___ Dataset records

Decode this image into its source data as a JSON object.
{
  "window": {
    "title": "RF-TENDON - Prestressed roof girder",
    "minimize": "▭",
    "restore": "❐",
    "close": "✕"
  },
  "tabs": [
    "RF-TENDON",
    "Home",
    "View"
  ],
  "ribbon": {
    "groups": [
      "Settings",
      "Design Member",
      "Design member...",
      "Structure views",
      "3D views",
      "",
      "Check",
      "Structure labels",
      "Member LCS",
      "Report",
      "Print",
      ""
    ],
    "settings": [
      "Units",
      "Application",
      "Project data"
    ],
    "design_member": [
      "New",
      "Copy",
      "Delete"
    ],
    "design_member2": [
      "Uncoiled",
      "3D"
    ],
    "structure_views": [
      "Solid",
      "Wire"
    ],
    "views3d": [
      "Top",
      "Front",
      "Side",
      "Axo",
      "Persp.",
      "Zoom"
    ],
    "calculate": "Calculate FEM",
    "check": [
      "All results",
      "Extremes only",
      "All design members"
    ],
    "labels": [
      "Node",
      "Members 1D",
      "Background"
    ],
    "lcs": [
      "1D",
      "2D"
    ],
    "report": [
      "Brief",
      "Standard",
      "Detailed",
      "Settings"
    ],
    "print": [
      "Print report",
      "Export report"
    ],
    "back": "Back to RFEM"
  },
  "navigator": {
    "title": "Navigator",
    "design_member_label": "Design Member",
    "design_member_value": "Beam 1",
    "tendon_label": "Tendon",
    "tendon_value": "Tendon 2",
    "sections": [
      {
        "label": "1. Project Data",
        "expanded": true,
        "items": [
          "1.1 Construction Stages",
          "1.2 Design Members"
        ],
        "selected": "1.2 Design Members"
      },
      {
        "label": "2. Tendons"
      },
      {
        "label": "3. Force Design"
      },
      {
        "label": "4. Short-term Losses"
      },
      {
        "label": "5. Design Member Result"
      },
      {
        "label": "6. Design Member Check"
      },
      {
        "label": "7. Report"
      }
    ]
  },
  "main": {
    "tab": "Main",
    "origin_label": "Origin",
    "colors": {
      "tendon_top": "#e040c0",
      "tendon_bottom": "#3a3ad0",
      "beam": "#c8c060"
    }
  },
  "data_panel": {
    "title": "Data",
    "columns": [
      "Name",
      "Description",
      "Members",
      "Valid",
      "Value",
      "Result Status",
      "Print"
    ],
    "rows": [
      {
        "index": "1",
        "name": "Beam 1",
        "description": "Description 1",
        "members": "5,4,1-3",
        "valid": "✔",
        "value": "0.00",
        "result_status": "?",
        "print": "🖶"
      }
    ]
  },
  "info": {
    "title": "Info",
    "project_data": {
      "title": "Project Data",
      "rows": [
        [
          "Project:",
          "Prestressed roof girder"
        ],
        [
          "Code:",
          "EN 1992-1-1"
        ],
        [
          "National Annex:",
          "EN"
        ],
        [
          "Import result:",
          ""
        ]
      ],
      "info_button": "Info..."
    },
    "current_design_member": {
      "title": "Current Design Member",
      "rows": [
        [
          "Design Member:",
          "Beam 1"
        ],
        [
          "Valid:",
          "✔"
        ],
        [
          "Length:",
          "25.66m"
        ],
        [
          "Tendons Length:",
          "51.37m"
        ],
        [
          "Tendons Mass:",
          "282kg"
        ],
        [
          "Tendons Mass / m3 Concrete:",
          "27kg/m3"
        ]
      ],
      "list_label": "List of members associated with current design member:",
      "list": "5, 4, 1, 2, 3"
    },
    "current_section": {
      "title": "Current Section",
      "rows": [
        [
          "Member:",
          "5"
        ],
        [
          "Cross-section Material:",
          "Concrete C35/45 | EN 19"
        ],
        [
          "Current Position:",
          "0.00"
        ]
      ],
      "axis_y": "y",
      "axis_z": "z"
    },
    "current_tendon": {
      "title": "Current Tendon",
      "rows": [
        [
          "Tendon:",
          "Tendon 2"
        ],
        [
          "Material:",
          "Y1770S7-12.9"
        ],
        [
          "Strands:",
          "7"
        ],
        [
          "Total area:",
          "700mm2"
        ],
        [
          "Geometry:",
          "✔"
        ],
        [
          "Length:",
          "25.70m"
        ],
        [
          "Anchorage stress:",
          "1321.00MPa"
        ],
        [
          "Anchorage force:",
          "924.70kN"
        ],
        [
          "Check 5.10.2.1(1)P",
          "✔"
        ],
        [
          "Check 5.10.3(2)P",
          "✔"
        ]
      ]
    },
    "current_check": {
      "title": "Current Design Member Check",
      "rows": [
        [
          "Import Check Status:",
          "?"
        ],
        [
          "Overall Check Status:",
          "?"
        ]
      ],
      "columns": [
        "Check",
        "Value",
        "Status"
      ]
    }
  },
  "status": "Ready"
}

______

◆ **Given task**:
Write out every record shown above, word for word.

◆ **Exercise output**:
Decode this image into its source data as a JSON object.
{
  "window": {
    "title": "RF-TENDON - Prestressed roof girder",
    "minimize": "▭",
    "restore": "❐",
    "close": "✕"
  },
  "tabs": [
    "RF-TENDON",
    "Home",
    "View"
  ],
  "ribbon": {
    "groups": [
      "Settings",
      "Design Member",
      "Design member...",
      "Structure views",
      "3D views",
      "",
      "Check",
      "Structure labels",
      "Member LCS",
      "Report",
      "Print",
      ""
    ],
    "settings": [
      "Units",
      "Application",
      "Project data"
    ],
    "design_member": [
      "New",
      "Copy",
      "Delete"
    ],
    "design_member2": [
      "Uncoiled",
      "3D"
    ],
    "structure_views": [
      "Solid",
      "Wire"
    ],
    "views3d": [
      "Top",
      "Front",
      "Side",
      "Axo",
      "Persp.",
      "Zoom"
    ],
    "calculate": "Calculate FEM",
    "check": [
      "All results",
      "Extremes only",
      "All design members"
    ],
    "labels": [
      "Node",
      "Members 1D",
      "Background"
    ],
    "lcs": [
      "1D",
      "2D"
    ],
    "report": [
      "Brief",
      "Standard",
      "Detailed",
      "Settings"
    ],
    "print": [
      "Print report",
      "Export report"
    ],
    "back": "Back to RFEM"
  },
  "navigator": {
    "title": "Navigator",
    "design_member_label": "Design Member",
    "design_member_value": "Beam 1",
    "tendon_label": "Tendon",
    "tendon_value": "Tendon 2",
    "sections": [
      {
        "label": "1. Project Data",
        "expanded": true,
        "items": [
          "1.1 Construction Stages",
          "1.2 Design Members"
        ],
        "selected": "1.2 Design Members"
      },
      {
        "label": "2. Tendons"
      },
      {
        "label": "3. Force Design"
      },
      {
        "label": "4. Short-term Losses"
      },
      {
        "label": "5. Design Member Result"
      },
      {
        "label": "6. Design Member Check"
      },
      {
        "label": "7. Report"
      }
    ]
  },
  "main": {
    "tab": "Main",
    "origin_label": "Origin",
    "colors": {
      "tendon_top": "#e040c0",
      "tendon_bottom": "#3a3ad0",
      "beam": "#c8c060"
    }
  },
  "data_panel": {
    "title": "Data",
    "columns": [
      "Name",
      "Description",
      "Members",
      "Valid",
      "Value",
      "Result Status",
      "Print"
    ],
    "rows": [
      {
        "index": "1",
        "name": "Beam 1",
        "description": "Description 1",
        "members": "5,4,1-3",
        "valid": "✔",
        "value": "0.00",
        "result_status": "?",
        "print": "🖶"
      }
    ]
  },
  "info": {
    "title": "Info",
    "project_data": {
      "title": "Project Data",
      "rows": [
        [
          "Project:",
          "Prestressed roof girder"
        ],
        [
          "Code:",
          "EN 1992-1-1"
        ],
        [
          "National Annex:",
          "EN"
        ],
        [
          "Import result:",
          ""
        ]
      ],
      "info_button": "Info..."
    },
    "current_design_member": {
      "title": "Current Design Member",
      "rows": [
        [
          "Design Member:",
          "Beam 1"
        ],
        [
          "Valid:",
          "✔"
        ],
        [
          "Length:",
          "25.66m"
        ],
        [
          "Tendons Length:",
          "51.37m"
        ],
        [
          "Tendons Mass:",
          "282kg"
        ],
        [
          "Tendons Mass / m3 Concrete:",
          "27kg/m3"
        ]
      ],
      "list_label": "List of members associated with current design member:",
      "list": "5, 4, 1, 2, 3"
    },
    "current_section": {
      "title": "Current Section",
      "rows": [
        [
          "Member:",
          "5"
        ],
        [
          "Cross-section Material:",
          "Concrete C35/45 | EN 19"
        ],
        [
          "Current Position:",
          "0.00"
        ]
      ],
      "axis_y": "y",
      "axis_z": "z"
    },
    "current_tendon": {
      "title": "Current Tendon",
      "rows": [
        [
          "Tendon:",
          "Tendon 2"
        ],
        [
          "Material:",
          "Y1770S7-12.9"
        ],
        [
          "Strands:",
          "7"
        ],
        [
          "Total area:",
          "700mm2"
        ],
        [
          "Geometry:",
          "✔"
        ],
        [
          "Length:",
          "25.70m"
        ],
        [
          "Anchorage stress:",
          "1321.00MPa"
        ],
        [
          "Anchorage force:",
          "924.70kN"
        ],
        [
          "Check 5.10.2.1(1)P",
          "✔"
        ],
        [
          "Check 5.10.3(2)P",
          "✔"
        ]
      ]
    },
    "current_check": {
      "title": "Current Design Member Check",
      "rows": [
        [
          "Import Check Status:",
          "?"
        ],
        [
          "Overall Check Status:",
          "?"
        ]
      ],
      "columns": [
        "Check",
        "Value",
        "Status"
      ]
    }
  },
  "status": "Ready"
}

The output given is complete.